-- ROWS start --
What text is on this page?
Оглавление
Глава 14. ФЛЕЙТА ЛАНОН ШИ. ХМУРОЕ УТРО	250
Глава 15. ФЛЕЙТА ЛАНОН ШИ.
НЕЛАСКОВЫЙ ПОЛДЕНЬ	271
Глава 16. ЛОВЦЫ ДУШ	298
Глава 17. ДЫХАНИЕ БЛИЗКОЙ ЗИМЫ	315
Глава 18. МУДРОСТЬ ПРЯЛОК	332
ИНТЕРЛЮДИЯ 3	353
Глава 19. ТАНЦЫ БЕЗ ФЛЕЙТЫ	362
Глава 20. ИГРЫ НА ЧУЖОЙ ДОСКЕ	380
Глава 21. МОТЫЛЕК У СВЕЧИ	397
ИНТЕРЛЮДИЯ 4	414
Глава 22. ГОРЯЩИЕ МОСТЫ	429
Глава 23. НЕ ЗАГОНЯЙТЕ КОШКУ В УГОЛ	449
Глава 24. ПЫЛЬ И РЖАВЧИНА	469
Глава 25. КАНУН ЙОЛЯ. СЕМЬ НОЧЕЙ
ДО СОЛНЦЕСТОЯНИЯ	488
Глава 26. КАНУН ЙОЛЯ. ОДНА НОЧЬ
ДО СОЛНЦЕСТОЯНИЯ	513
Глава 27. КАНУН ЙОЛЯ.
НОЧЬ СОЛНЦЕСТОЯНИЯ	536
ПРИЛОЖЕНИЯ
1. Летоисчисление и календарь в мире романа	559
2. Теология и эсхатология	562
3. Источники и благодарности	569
-- ROWS end --
_EXERCISE DIRECTIONS:_ Lines holding the word "ЙОЛЯ" in the entries above are the ones to pull out. Copy them all.

_WRITTEN ANSWER:_
Глава 25. КАНУН ЙОЛЯ. СЕМЬ НОЧЕЙ
Глава 26. КАНУН ЙОЛЯ. ОДНА НОЧЬ
Глава 27. КАНУН ЙОЛЯ.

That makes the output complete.